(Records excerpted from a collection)
══════

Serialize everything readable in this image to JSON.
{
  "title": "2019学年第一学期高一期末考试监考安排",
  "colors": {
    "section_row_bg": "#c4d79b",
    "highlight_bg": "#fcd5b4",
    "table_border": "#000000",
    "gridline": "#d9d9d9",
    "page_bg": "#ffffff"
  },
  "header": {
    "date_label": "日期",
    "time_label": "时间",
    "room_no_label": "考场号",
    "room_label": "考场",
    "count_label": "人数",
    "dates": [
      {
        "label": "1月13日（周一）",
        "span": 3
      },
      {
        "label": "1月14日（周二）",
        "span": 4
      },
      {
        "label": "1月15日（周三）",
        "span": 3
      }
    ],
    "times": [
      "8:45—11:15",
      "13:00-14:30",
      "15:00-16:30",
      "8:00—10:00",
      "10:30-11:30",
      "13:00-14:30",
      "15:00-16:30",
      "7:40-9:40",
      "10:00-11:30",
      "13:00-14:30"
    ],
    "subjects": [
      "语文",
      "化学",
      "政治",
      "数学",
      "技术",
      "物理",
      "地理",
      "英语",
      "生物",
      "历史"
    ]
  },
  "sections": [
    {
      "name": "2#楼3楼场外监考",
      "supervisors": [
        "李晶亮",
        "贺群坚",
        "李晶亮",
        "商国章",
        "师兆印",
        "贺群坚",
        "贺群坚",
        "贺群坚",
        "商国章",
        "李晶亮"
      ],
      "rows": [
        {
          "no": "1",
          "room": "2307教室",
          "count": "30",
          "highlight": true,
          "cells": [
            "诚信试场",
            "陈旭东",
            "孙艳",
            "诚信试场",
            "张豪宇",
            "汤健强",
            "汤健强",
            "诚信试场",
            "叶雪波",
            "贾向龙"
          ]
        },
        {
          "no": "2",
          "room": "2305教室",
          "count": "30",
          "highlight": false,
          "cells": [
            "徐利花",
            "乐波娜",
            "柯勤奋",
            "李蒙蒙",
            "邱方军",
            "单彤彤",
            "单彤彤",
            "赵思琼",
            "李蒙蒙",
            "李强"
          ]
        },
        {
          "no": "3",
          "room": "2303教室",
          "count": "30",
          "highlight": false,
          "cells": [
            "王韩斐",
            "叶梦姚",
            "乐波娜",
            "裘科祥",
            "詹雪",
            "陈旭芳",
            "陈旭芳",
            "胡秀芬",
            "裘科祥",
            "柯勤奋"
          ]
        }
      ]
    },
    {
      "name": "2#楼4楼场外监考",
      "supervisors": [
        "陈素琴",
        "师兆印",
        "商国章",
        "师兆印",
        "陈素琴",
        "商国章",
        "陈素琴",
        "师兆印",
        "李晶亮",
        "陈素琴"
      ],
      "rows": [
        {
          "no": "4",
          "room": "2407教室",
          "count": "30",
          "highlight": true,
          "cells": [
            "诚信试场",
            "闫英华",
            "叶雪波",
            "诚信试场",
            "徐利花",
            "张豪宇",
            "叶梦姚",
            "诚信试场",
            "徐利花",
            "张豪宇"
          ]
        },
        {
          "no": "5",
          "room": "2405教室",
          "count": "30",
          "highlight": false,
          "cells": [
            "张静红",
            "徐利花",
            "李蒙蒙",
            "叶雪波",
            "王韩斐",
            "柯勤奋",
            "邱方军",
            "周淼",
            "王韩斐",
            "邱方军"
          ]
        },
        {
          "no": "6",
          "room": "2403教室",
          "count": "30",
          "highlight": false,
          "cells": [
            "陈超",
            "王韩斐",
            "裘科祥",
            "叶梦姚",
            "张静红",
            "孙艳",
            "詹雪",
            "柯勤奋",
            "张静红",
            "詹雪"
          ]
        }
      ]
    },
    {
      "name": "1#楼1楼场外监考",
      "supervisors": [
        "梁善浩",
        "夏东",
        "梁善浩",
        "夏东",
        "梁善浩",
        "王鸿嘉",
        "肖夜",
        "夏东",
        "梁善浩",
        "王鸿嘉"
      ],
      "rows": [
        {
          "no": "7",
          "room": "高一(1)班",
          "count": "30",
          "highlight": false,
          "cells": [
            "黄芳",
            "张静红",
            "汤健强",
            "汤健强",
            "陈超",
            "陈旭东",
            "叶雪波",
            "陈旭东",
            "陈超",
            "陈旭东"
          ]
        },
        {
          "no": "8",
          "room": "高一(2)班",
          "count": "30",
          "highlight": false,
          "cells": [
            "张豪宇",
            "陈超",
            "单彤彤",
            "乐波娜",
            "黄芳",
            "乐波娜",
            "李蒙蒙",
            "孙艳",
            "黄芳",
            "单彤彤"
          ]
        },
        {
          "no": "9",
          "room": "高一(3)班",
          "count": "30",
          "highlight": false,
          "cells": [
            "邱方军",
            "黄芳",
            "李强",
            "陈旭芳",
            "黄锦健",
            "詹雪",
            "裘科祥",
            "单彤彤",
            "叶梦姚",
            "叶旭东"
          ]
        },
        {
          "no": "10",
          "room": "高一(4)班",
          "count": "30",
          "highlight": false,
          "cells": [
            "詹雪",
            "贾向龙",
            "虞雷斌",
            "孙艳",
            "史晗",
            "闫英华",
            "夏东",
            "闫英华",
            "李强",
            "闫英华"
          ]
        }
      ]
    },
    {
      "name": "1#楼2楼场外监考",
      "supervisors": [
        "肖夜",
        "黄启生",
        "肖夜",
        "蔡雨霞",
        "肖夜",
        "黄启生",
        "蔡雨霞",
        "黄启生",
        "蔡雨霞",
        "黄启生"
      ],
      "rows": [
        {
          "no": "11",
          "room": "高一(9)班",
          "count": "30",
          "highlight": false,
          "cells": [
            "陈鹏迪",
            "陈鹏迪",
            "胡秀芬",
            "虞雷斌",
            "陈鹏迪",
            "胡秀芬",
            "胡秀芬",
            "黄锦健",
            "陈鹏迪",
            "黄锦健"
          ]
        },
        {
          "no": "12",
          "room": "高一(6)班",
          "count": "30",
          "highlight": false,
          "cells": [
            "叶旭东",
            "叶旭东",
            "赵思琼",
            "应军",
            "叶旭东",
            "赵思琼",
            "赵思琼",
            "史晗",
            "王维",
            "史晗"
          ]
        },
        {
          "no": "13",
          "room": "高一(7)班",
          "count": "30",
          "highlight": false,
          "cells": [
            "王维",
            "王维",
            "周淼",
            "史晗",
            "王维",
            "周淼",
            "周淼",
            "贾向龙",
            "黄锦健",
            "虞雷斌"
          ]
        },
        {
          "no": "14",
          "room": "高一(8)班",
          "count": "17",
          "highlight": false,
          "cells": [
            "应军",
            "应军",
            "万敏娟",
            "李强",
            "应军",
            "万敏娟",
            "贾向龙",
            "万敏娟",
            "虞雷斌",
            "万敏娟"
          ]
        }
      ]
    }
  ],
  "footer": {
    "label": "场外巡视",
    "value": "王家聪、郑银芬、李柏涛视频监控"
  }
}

══════

== Work required ==
Output every record above exactly as it appears.

== Correct result ==
Serialize everything readable in this image to JSON.
{
  "title": "2019学年第一学期高一期末考试监考安排",
  "colors": {
    "section_row_bg": "#c4d79b",
    "highlight_bg": "#fcd5b4",
    "table_border": "#000000",
    "gridline": "#d9d9d9",
    "page_bg": "#ffffff"
  },
  "header": {
    "date_label": "日期",
    "time_label": "时间",
    "room_no_label": "考场号",
    "room_label": "考场",
    "count_label": "人数",
    "dates": [
      {
        "label": "1月13日（周一）",
        "span": 3
      },
      {
        "label": "1月14日（周二）",
        "span": 4
      },
      {
        "label": "1月15日（周三）",
        "span": 3
      }
    ],
    "times": [
      "8:45—11:15",
      "13:00-14:30",
      "15:00-16:30",
      "8:00—10:00",
      "10:30-11:30",
      "13:00-14:30",
      "15:00-16:30",
      "7:40-9:40",
      "10:00-11:30",
      "13:00-14:30"
    ],
    "subjects": [
      "语文",
      "化学",
      "政治",
      "数学",
      "技术",
      "物理",
      "地理",
      "英语",
      "生物",
      "历史"
    ]
  },
  "sections": [
    {
      "name": "2#楼3楼场外监考",
      "supervisors": [
        "李晶亮",
        "贺群坚",
        "李晶亮",
        "商国章",
        "师兆印",
        "贺群坚",
        "贺群坚",
        "贺群坚",
        "商国章",
        "李晶亮"
      ],
      "rows": [
        {
          "no": "1",
          "room": "2307教室",
          "count": "30",
          "highlight": true,
          "cells": [
            "诚信试场",
            "陈旭东",
            "孙艳",
            "诚信试场",
            "张豪宇",
            "汤健强",
            "汤健强",
            "诚信试场",
            "叶雪波",
            "贾向龙"
          ]
        },
        {
          "no": "2",
          "room": "2305教室",
          "count": "30",
          "highlight": false,
          "cells": [
            "徐利花",
            "乐波娜",
            "柯勤奋",
            "李蒙蒙",
            "邱方军",
            "单彤彤",
            "单彤彤",
            "赵思琼",
            "李蒙蒙",
            "李强"
          ]
        },
        {
          "no": "3",
          "room": "2303教室",
          "count": "30",
          "highlight": false,
          "cells": [
            "王韩斐",
            "叶梦姚",
            "乐波娜",
            "裘科祥",
            "詹雪",
            "陈旭芳",
            "陈旭芳",
            "胡秀芬",
            "裘科祥",
            "柯勤奋"
          ]
        }
      ]
    },
    {
      "name": "2#楼4楼场外监考",
      "supervisors": [
        "陈素琴",
        "师兆印",
        "商国章",
        "师兆印",
        "陈素琴",
        "商国章",
        "陈素琴",
        "师兆印",
        "李晶亮",
        "陈素琴"
      ],
      "rows": [
        {
          "no": "4",
          "room": "2407教室",
          "count": "30",
          "highlight": true,
          "cells": [
            "诚信试场",
            "闫英华",
            "叶雪波",
            "诚信试场",
            "徐利花",
            "张豪宇",
            "叶梦姚",
            "诚信试场",
            "徐利花",
            "张豪宇"
          ]
        },
        {
          "no": "5",
          "room": "2405教室",
          "count": "30",
          "highlight": false,
          "cells": [
            "张静红",
            "徐利花",
            "李蒙蒙",
            "叶雪波",
            "王韩斐",
            "柯勤奋",
            "邱方军",
            "周淼",
            "王韩斐",
            "邱方军"
          ]
        },
        {
          "no": "6",
          "room": "2403教室",
          "count": "30",
          "highlight": false,
          "cells": [
            "陈超",
            "王韩斐",
            "裘科祥",
            "叶梦姚",
            "张静红",
            "孙艳",
            "詹雪",
            "柯勤奋",
            "张静红",
            "詹雪"
          ]
        }
      ]
    },
    {
      "name": "1#楼1楼场外监考",
      "supervisors": [
        "梁善浩",
        "夏东",
        "梁善浩",
        "夏东",
        "梁善浩",
        "王鸿嘉",
        "肖夜",
        "夏东",
        "梁善浩",
        "王鸿嘉"
      ],
      "rows": [
        {
          "no": "7",
          "room": "高一(1)班",
          "count": "30",
          "highlight": false,
          "cells": [
            "黄芳",
            "张静红",
            "汤健强",
            "汤健强",
            "陈超",
            "陈旭东",
            "叶雪波",
            "陈旭东",
            "陈超",
            "陈旭东"
          ]
        },
        {
          "no": "8",
          "room": "高一(2)班",
          "count": "30",
          "highlight": false,
          "cells": [
            "张豪宇",
            "陈超",
            "单彤彤",
            "乐波娜",
            "黄芳",
            "乐波娜",
            "李蒙蒙",
            "孙艳",
            "黄芳",
            "单彤彤"
          ]
        },
        {
          "no": "9",
          "room": "高一(3)班",
          "count": "30",
          "highlight": false,
          "cells": [
            "邱方军",
            "黄芳",
            "李强",
            "陈旭芳",
            "黄锦健",
            "詹雪",
            "裘科祥",
            "单彤彤",
            "叶梦姚",
            "叶旭东"
          ]
        },
        {
          "no": "10",
          "room": "高一(4)班",
          "count": "30",
          "highlight": false,
          "cells": [
            "詹雪",
            "贾向龙",
            "虞雷斌",
            "孙艳",
            "史晗",
            "闫英华",
            "夏东",
            "闫英华",
            "李强",
            "闫英华"
          ]
        }
      ]
    },
    {
      "name": "1#楼2楼场外监考",
      "supervisors": [
        "肖夜",
        "黄启生",
        "肖夜",
        "蔡雨霞",
        "肖夜",
        "黄启生",
        "蔡雨霞",
        "黄启生",
        "蔡雨霞",
        "黄启生"
      ],
      "rows": [
        {
          "no": "11",
          "room": "高一(9)班",
          "count": "30",
          "highlight": false,
          "cells": [
            "陈鹏迪",
            "陈鹏迪",
            "胡秀芬",
            "虞雷斌",
            "陈鹏迪",
            "胡秀芬",
            "胡秀芬",
            "黄锦健",
            "陈鹏迪",
            "黄锦健"
          ]
        },
        {
          "no": "12",
          "room": "高一(6)班",
          "count": "30",
          "highlight": false,
          "cells": [
            "叶旭东",
            "叶旭东",
            "赵思琼",
            "应军",
            "叶旭东",
            "赵思琼",
            "赵思琼",
            "史晗",
            "王维",
            "史晗"
          ]
        },
        {
          "no": "13",
          "room": "高一(7)班",
          "count": "30",
          "highlight": false,
          "cells": [
            "王维",
            "王维",
            "周淼",
            "史晗",
            "王维",
            "周淼",
            "周淼",
            "贾向龙",
            "黄锦健",
            "虞雷斌"
          ]
        },
        {
          "no": "14",
          "room": "高一(8)班",
          "count": "17",
          "highlight": false,
          "cells": [
            "应军",
            "应军",
            "万敏娟",
            "李强",
            "应军",
            "万敏娟",
            "贾向龙",
            "万敏娟",
            "虞雷斌",
            "万敏娟"
          ]
        }
      ]
    }
  ],
  "footer": {
    "label": "场外巡视",
    "value": "王家聪、郑银芬、李柏涛视频监控"
  }
}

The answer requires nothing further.